GIVEN REQUEST:
Using the entries below, return word for word the lines from the one containing "Read all visible content and emit it as JSON." up to and including the last.
───── EXTRACTED DATA
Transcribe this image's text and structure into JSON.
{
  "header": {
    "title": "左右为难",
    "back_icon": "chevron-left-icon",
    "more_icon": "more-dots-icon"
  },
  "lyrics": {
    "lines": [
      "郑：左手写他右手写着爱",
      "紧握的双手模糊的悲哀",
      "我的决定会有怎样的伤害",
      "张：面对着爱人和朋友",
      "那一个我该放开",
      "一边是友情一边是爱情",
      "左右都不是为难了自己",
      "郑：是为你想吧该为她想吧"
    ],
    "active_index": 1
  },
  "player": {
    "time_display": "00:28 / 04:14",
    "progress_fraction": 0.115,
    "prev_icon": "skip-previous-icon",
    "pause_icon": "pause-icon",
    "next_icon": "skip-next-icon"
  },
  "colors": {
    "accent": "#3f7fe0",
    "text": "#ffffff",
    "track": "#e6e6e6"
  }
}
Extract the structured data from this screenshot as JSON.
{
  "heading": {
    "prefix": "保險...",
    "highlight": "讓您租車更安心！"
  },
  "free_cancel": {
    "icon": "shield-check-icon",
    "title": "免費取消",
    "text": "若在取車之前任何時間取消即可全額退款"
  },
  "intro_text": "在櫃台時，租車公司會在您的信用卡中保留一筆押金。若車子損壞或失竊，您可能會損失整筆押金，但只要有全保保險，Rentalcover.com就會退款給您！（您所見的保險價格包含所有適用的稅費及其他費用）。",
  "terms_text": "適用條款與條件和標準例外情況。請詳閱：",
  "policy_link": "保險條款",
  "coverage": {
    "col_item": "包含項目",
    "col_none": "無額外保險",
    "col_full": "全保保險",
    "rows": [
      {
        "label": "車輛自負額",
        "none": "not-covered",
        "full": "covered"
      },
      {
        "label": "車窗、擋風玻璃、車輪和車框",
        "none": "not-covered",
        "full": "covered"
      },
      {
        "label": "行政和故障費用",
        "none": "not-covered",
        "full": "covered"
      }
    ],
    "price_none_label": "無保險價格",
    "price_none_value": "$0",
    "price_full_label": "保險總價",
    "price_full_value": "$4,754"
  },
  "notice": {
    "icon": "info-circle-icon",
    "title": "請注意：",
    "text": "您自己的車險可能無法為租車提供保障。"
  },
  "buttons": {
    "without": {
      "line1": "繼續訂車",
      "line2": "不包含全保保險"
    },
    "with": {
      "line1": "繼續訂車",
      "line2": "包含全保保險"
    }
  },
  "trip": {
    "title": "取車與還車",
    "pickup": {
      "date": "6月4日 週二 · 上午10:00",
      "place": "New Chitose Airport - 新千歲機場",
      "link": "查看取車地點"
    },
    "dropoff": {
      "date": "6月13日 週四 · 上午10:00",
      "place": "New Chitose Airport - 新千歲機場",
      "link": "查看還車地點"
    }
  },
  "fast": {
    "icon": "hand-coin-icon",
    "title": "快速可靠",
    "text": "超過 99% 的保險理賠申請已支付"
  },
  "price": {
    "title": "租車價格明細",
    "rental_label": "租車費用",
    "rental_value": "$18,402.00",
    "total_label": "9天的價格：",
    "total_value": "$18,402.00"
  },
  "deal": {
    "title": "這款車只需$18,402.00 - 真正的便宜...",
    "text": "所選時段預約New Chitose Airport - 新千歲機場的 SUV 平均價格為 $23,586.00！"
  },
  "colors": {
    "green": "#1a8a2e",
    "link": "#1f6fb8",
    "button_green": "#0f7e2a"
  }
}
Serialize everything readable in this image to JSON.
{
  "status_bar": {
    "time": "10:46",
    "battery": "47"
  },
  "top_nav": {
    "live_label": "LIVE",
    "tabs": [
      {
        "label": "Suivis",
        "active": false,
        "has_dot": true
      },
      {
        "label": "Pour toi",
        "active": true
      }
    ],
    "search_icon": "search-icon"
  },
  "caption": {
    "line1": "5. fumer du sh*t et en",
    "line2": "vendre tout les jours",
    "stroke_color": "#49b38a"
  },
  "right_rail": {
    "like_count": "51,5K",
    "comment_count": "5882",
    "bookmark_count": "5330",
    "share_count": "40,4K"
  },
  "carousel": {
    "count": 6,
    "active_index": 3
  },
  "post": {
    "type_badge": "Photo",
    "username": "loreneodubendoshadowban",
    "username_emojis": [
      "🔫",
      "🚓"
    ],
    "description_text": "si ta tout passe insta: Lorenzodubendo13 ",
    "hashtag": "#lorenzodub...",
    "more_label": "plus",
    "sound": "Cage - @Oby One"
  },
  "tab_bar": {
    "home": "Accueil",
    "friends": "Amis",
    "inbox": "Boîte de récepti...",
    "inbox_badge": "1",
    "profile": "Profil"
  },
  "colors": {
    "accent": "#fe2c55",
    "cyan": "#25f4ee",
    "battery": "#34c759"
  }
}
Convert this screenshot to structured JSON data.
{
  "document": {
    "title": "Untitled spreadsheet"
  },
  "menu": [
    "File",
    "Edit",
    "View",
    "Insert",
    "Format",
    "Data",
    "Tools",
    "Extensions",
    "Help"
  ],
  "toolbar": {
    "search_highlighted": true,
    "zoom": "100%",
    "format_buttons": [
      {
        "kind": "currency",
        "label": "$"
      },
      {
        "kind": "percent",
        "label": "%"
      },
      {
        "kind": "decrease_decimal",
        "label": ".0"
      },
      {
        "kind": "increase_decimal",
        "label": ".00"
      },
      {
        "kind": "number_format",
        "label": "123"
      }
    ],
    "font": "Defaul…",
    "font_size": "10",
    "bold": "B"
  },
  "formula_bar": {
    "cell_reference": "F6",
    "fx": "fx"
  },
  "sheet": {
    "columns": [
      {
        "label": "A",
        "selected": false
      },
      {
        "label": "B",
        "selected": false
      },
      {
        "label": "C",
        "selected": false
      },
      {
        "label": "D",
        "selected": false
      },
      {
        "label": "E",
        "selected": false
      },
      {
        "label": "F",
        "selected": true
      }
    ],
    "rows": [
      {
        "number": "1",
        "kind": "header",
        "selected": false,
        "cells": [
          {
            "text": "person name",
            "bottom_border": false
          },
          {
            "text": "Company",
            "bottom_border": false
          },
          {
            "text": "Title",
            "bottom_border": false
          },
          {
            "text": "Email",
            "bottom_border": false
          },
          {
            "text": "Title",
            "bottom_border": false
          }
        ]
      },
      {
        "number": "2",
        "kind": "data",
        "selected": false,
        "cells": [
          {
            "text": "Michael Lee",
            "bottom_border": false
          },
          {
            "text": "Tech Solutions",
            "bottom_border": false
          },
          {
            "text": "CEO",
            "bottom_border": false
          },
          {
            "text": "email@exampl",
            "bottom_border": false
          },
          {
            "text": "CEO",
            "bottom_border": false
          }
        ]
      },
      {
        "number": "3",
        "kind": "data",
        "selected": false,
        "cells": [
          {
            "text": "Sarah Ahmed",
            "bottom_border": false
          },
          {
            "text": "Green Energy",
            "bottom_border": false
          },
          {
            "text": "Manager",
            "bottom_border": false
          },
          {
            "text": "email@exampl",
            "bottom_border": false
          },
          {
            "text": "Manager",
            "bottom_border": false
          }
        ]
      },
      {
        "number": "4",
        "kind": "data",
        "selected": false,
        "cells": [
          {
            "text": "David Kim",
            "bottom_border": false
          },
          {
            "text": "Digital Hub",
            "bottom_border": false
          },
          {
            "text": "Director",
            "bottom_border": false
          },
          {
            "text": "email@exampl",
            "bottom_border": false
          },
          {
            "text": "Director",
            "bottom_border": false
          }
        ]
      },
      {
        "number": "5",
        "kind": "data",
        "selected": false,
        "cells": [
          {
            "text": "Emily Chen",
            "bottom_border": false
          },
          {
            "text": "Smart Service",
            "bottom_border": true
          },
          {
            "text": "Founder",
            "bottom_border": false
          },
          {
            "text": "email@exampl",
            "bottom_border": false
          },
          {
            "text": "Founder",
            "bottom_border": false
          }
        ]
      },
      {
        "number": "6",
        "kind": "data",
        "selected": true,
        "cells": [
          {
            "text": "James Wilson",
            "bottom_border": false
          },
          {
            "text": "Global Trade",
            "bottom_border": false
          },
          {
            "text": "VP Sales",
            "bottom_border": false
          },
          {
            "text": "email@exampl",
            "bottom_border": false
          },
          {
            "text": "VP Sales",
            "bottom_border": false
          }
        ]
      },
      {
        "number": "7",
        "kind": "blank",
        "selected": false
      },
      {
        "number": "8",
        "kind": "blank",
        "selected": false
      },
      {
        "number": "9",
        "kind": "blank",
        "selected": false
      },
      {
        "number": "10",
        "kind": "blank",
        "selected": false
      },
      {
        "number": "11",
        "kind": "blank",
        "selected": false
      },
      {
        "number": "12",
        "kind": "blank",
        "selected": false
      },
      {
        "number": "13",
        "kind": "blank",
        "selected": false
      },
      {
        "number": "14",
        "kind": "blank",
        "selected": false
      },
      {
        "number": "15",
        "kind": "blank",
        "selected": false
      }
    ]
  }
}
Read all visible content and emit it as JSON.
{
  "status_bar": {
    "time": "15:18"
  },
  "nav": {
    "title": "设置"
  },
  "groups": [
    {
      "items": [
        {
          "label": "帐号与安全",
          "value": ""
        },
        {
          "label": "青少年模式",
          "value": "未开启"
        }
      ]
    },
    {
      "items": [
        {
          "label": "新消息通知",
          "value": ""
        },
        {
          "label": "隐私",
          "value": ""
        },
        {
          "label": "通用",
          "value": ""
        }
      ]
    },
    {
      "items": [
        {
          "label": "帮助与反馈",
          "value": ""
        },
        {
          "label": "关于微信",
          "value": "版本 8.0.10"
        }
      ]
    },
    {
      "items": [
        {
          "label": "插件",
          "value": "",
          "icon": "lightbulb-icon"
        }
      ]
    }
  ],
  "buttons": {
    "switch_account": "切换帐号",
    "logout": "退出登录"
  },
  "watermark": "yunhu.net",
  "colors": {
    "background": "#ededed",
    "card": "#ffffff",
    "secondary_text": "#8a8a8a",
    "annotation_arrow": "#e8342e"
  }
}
──────────
THE SOLUTION:
Read all visible content and emit it as JSON.
{
  "status_bar": {
    "time": "15:18"
  },
  "nav": {
    "title": "设置"
  },
  "groups": [
    {
      "items": [
        {
          "label": "帐号与安全",
          "value": ""
        },
        {
          "label": "青少年模式",
          "value": "未开启"
        }
      ]
    },
    {
      "items": [
        {
          "label": "新消息通知",
          "value": ""
        },
        {
          "label": "隐私",
          "value": ""
        },
        {
          "label": "通用",
          "value": ""
        }
      ]
    },
    {
      "items": [
        {
          "label": "帮助与反馈",
          "value": ""
        },
        {
          "label": "关于微信",
          "value": "版本 8.0.10"
        }
      ]
    },
    {
      "items": [
        {
          "label": "插件",
          "value": "",
          "icon": "lightbulb-icon"
        }
      ]
    }
  ],
  "buttons": {
    "switch_account": "切换帐号",
    "logout": "退出登录"
  },
  "watermark": "yunhu.net",
  "colors": {
    "background": "#ededed",
    "card": "#ffffff",
    "secondary_text": "#8a8a8a",
    "annotation_arrow": "#e8342e"
  }
}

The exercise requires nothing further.